__Task to carry out__.
Begin at the line that contains "Give me a plain-text" and quote each line exactly through the last one. Leave pictures out.

__Supplied material__.
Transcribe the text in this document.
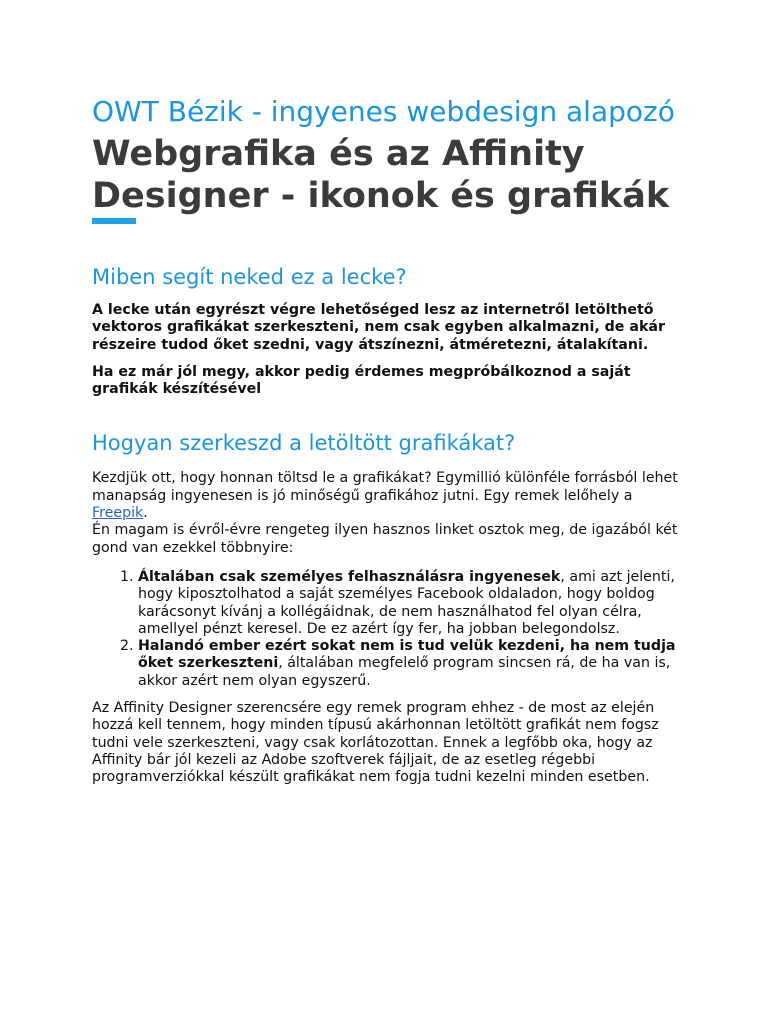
OWT Bézik - ingyenes webdesign alapozó
Webgrafika és az Affinity Designer - ikonok és grafikák
Miben segít neked ez a lecke?

A lecke után egyrészt végre lehetőséged lesz az internetről letölthető vektoros grafikákat szerkeszteni, nem csak egyben alkalmazni, de akár részeire tudod őket szedni, vagy átszínezni, átméretezni, átalakítani.

Ha ez már jól megy, akkor pedig érdemes megpróbálkoznod a saját grafikák készítésével

Hogyan szerkeszd a letöltött grafikákat?

Kezdjük ott, hogy honnan töltsd le a grafikákat? Egymillió különféle forrásból lehet manapság ingyenesen is jó minőségű grafikához jutni. Egy remek lelőhely a Freepik.

Én magam is évről-évre rengeteg ilyen hasznos linket osztok meg, de igazából két gond van ezekkel többnyire:

1. Általában csak személyes felhasználásra ingyenesek, ami azt jelenti, hogy kiposztolhatod a saját személyes Facebook oldaladon, hogy boldog karácsonyt kívánj a kollégáidnak, de nem használhatod fel olyan célra, amellyel pénzt keresel. De ez azért így fer, ha jobban belegondolsz.
2. Halandó ember ezért sokat nem is tud velük kezdeni, ha nem tudja őket szerkeszteni, általában megfelelő program sincsen rá, de ha van is, akkor azért nem olyan egyszerű.

Az Affinity Designer szerencsére egy remek program ehhez - de most az elején hozzá kell tennem, hogy minden típusú akárhonnan letöltött grafikát nem fogsz tudni vele szerkeszteni, vagy csak korlátozottan. Ennek a legfőbb oka, hogy az Affinity bár jól kezeli az Adobe szoftverek fájljait, de az esetleg régebbi programverziókkal készült grafikákat nem fogja tudni kezelni minden esetben.
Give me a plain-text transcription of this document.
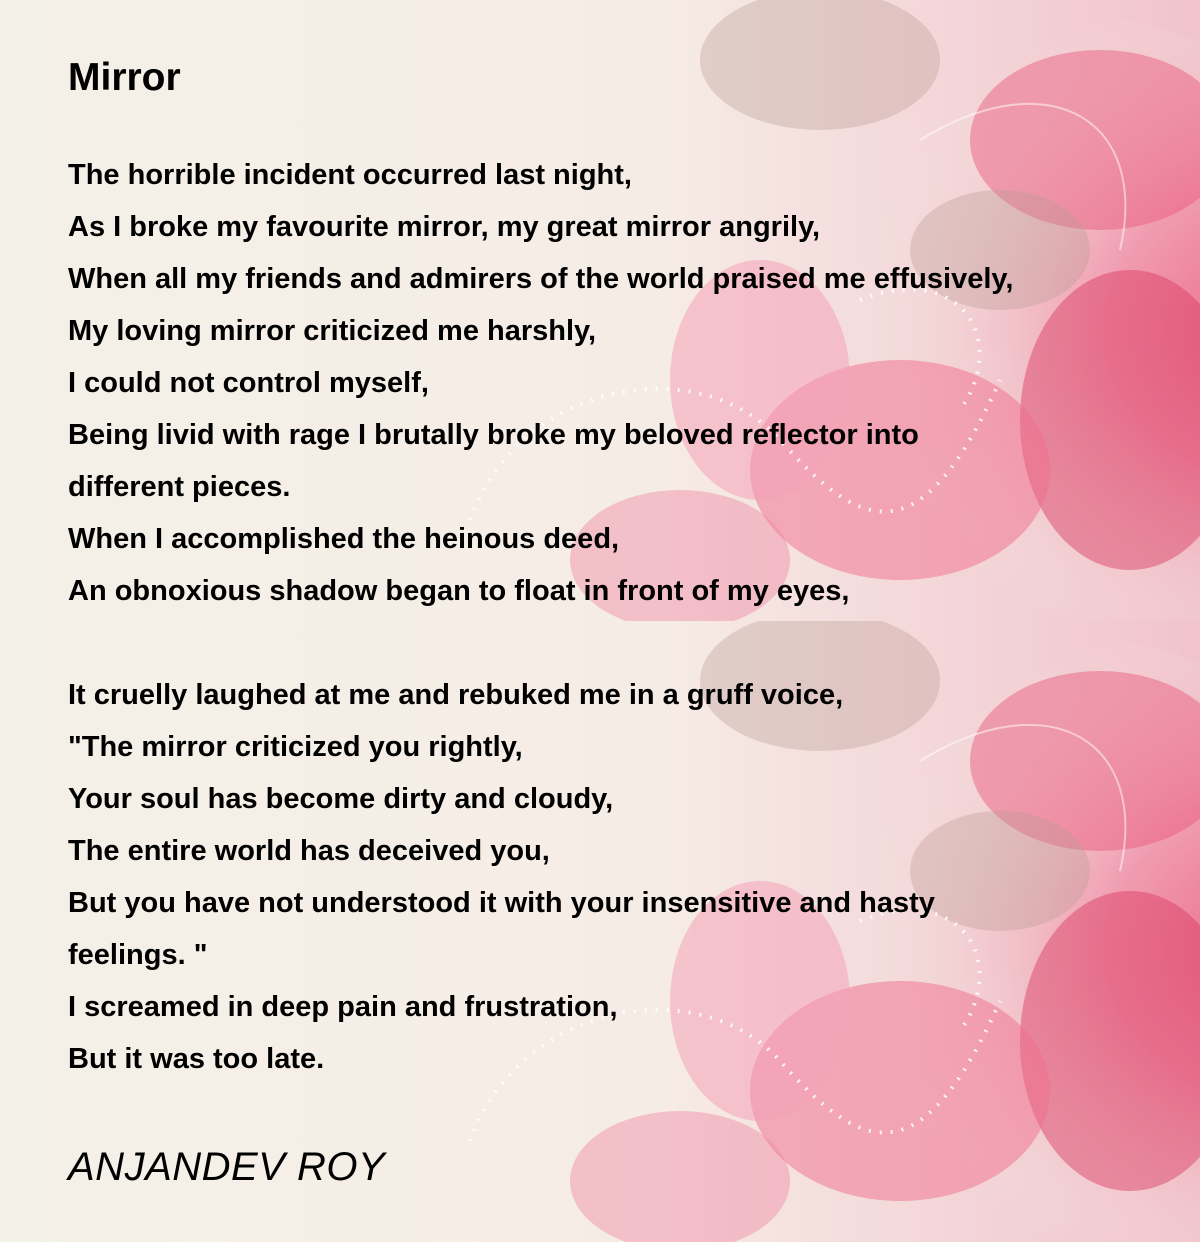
Mirror
The horrible incident occurred last night,
As I broke my favourite mirror, my great mirror angrily,
When all my friends and admirers of the world praised me effusively,
My loving mirror criticized me harshly,
I could not control myself,
Being livid with rage I brutally broke my beloved reflector into
different pieces.
When I accomplished the heinous deed,
An obnoxious shadow began to float in front of my eyes,
It cruelly laughed at me and rebuked me in a gruff voice,
"The mirror criticized you rightly,
Your soul has become dirty and cloudy,
The entire world has deceived you,
But you have not understood it with your insensitive and hasty
feelings. "
I screamed in deep pain and frustration,
But it was too late.
ANJANDEV ROY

__Full response__.
Give me a plain-text transcription of this document.
Mirror
The horrible incident occurred last night,
As I broke my favourite mirror, my great mirror angrily,
When all my friends and admirers of the world praised me effusively,
My loving mirror criticized me harshly,
I could not control myself,
Being livid with rage I brutally broke my beloved reflector into
different pieces.
When I accomplished the heinous deed,
An obnoxious shadow began to float in front of my eyes,
It cruelly laughed at me and rebuked me in a gruff voice,
"The mirror criticized you rightly,
Your soul has become dirty and cloudy,
The entire world has deceived you,
But you have not understood it with your insensitive and hasty
feelings. "
I screamed in deep pain and frustration,
But it was too late.
ANJANDEV ROY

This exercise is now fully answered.